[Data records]
»»

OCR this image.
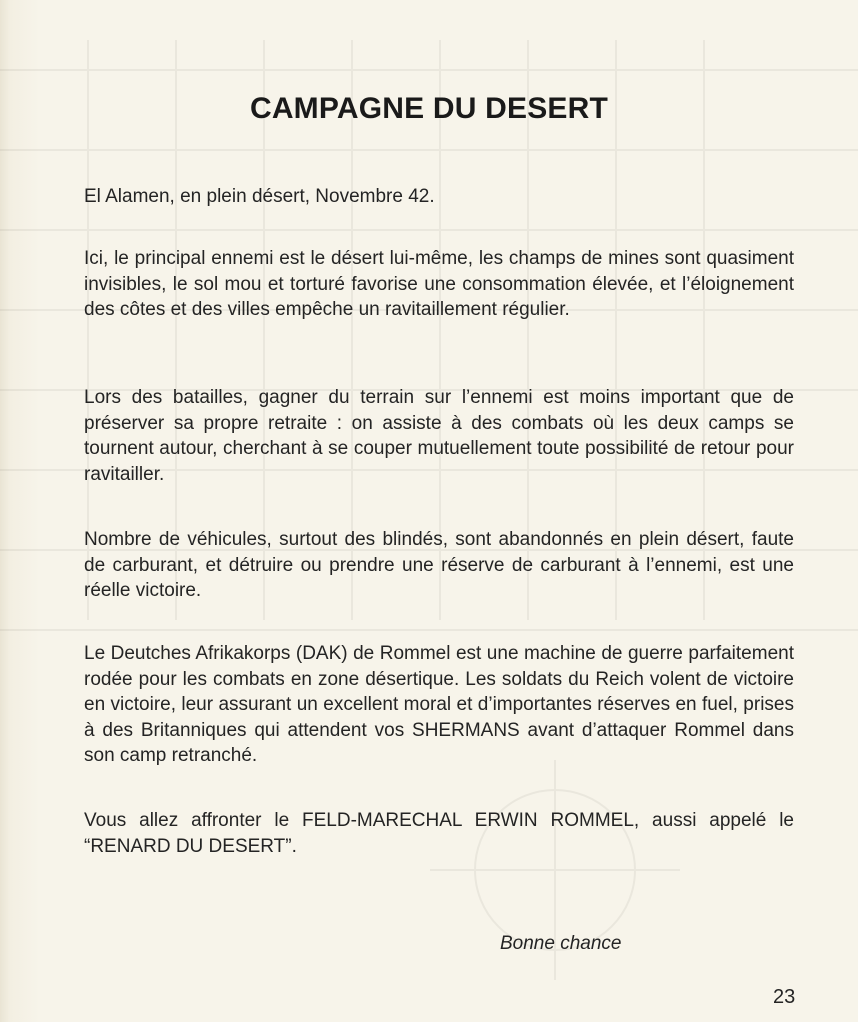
CAMPAGNE DU DESERT

El Alamen, en plein désert, Novembre 42.

Ici, le principal ennemi est le désert lui-même, les champs de mines sont quasiment invisibles, le sol mou et torturé favorise une consommation élevée, et l’éloignement des côtes et des villes empêche un ravitaillement régulier.

Lors des batailles, gagner du terrain sur l’ennemi est moins important que de préserver sa propre retraite : on assiste à des combats où les deux camps se tournent autour, cherchant à se couper mutuellement toute possibilité de retour pour ravitailler.

Nombre de véhicules, surtout des blindés, sont abandonnés en plein désert, faute de carburant, et détruire ou prendre une réserve de carburant à l’ennemi, est une réelle victoire.

Le Deutches Afrikakorps (DAK) de Rommel est une machine de guerre parfaitement rodée pour les combats en zone désertique. Les soldats du Reich volent de victoire en victoire, leur assurant un excellent moral et d’importantes réserves en fuel, prises à des Britanniques qui attendent vos SHERMANS avant d’attaquer Rommel dans son camp retranché.

Vous allez affronter le FELD-MARECHAL ERWIN ROMMEL, aussi appelé le “RENARD DU DESERT”.

Bonne chance
23
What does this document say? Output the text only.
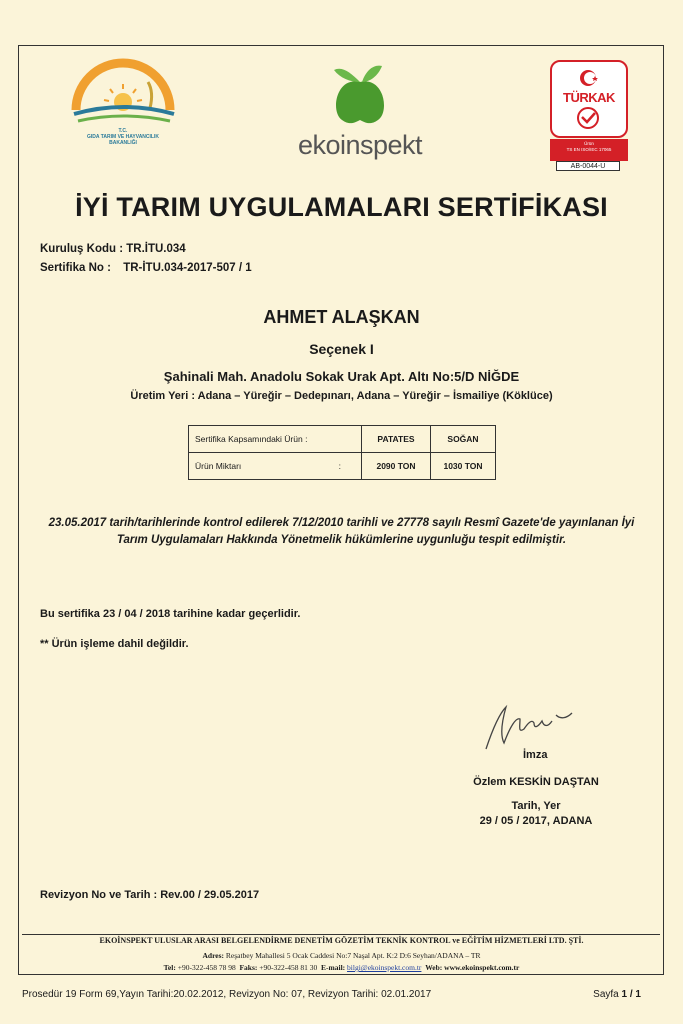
T.C.
GIDA TARIM VE HAYVANCILIK
BAKANLIĞI	ekoinspekt
TÜRKAK
Ürün
TS EN ISO/IEC 17065
AB-0044-U
İYİ TARIM UYGULAMALARI SERTİFİKASI
Kuruluş Kodu : TR.İTU.034
Sertifika No : TR-İTU.034-2017-507 / 1
AHMET ALAŞKAN
Seçenek I
Şahinali Mah. Anadolu Sokak Urak Apt. Altı No:5/D NİĞDE
Üretim Yeri : Adana – Yüreğir – Dedepınarı, Adana – Yüreğir – İsmailiye (Köklüce)
Sertifika Kapsamındaki Ürün :	PATATES	SOĞAN
Ürün Miktarı :	2090 TON	1030 TON
23.05.2017 tarih/tarihlerinde kontrol edilerek 7/12/2010 tarihli ve 27778 sayılı Resmî Gazete'de yayınlanan İyi
Tarım Uygulamaları Hakkında Yönetmelik hükümlerine uygunluğu tespit edilmiştir.
Bu sertifika 23 / 04 / 2018 tarihine kadar geçerlidir.
** Ürün işleme dahil değildir.
İmza
Özlem KESKİN DAŞTAN
Tarih, Yer
29 / 05 / 2017, ADANA
Revizyon No ve Tarih : Rev.00 / 29.05.2017
EKOİNSPEKT ULUSLAR ARASI BELGELENDİRME DENETİM GÖZETİM TEKNİK KONTROL ve EĞİTİM HİZMETLERİ LTD. ŞTİ.
Adres: Reşatbey Mahallesi 5 Ocak Caddesi No:7 Naşal Apt. K:2 D:6 Seyhan/ADANA – TR
Tel: +90-322-458 78 98 Faks: +90-322-458 81 30 E-mail: bilgi@ekoinspekt.com.tr Web: www.ekoinspekt.com.tr
Prosedür 19 Form 69,Yayın Tarihi:20.02.2012, Revizyon No: 07, Revizyon Tarihi: 02.01.2017	Sayfa 1 / 1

««

Keep the pictures out of the copy and return the rest of the data above exactly.

OCR this image.
CAMPAGNE DU DESERT

El Alamen, en plein désert, Novembre 42.

Ici, le principal ennemi est le désert lui-même, les champs de mines sont quasiment invisibles, le sol mou et torturé favorise une consommation élevée, et l’éloignement des côtes et des villes empêche un ravitaillement régulier.

Lors des batailles, gagner du terrain sur l’ennemi est moins important que de préserver sa propre retraite : on assiste à des combats où les deux camps se tournent autour, cherchant à se couper mutuellement toute possibilité de retour pour ravitailler.

Nombre de véhicules, surtout des blindés, sont abandonnés en plein désert, faute de carburant, et détruire ou prendre une réserve de carburant à l’ennemi, est une réelle victoire.

Le Deutches Afrikakorps (DAK) de Rommel est une machine de guerre parfaitement rodée pour les combats en zone désertique. Les soldats du Reich volent de victoire en victoire, leur assurant un excellent moral et d’importantes réserves en fuel, prises à des Britanniques qui attendent vos SHERMANS avant d’attaquer Rommel dans son camp retranché.

Vous allez affronter le FELD-MARECHAL ERWIN ROMMEL, aussi appelé le “RENARD DU DESERT”.

Bonne chance
23
What does this document say? Output the text only.
T.C.
GIDA TARIM VE HAYVANCILIK
BAKANLIĞI	ekoinspekt
TÜRKAK
Ürün
TS EN ISO/IEC 17065
AB-0044-U
İYİ TARIM UYGULAMALARI SERTİFİKASI
Kuruluş Kodu : TR.İTU.034
Sertifika No : TR-İTU.034-2017-507 / 1
AHMET ALAŞKAN
Seçenek I
Şahinali Mah. Anadolu Sokak Urak Apt. Altı No:5/D NİĞDE
Üretim Yeri : Adana – Yüreğir – Dedepınarı, Adana – Yüreğir – İsmailiye (Köklüce)
Sertifika Kapsamındaki Ürün :	PATATES	SOĞAN
Ürün Miktarı :	2090 TON	1030 TON
23.05.2017 tarih/tarihlerinde kontrol edilerek 7/12/2010 tarihli ve 27778 sayılı Resmî Gazete'de yayınlanan İyi
Tarım Uygulamaları Hakkında Yönetmelik hükümlerine uygunluğu tespit edilmiştir.
Bu sertifika 23 / 04 / 2018 tarihine kadar geçerlidir.
** Ürün işleme dahil değildir.
İmza
Özlem KESKİN DAŞTAN
Tarih, Yer
29 / 05 / 2017, ADANA
Revizyon No ve Tarih : Rev.00 / 29.05.2017
EKOİNSPEKT ULUSLAR ARASI BELGELENDİRME DENETİM GÖZETİM TEKNİK KONTROL ve EĞİTİM HİZMETLERİ LTD. ŞTİ.
Adres: Reşatbey Mahallesi 5 Ocak Caddesi No:7 Naşal Apt. K:2 D:6 Seyhan/ADANA – TR
Tel: +90-322-458 78 98 Faks: +90-322-458 81 30 E-mail: bilgi@ekoinspekt.com.tr Web: www.ekoinspekt.com.tr
Prosedür 19 Form 69,Yayın Tarihi:20.02.2012, Revizyon No: 07, Revizyon Tarihi: 02.01.2017	Sayfa 1 / 1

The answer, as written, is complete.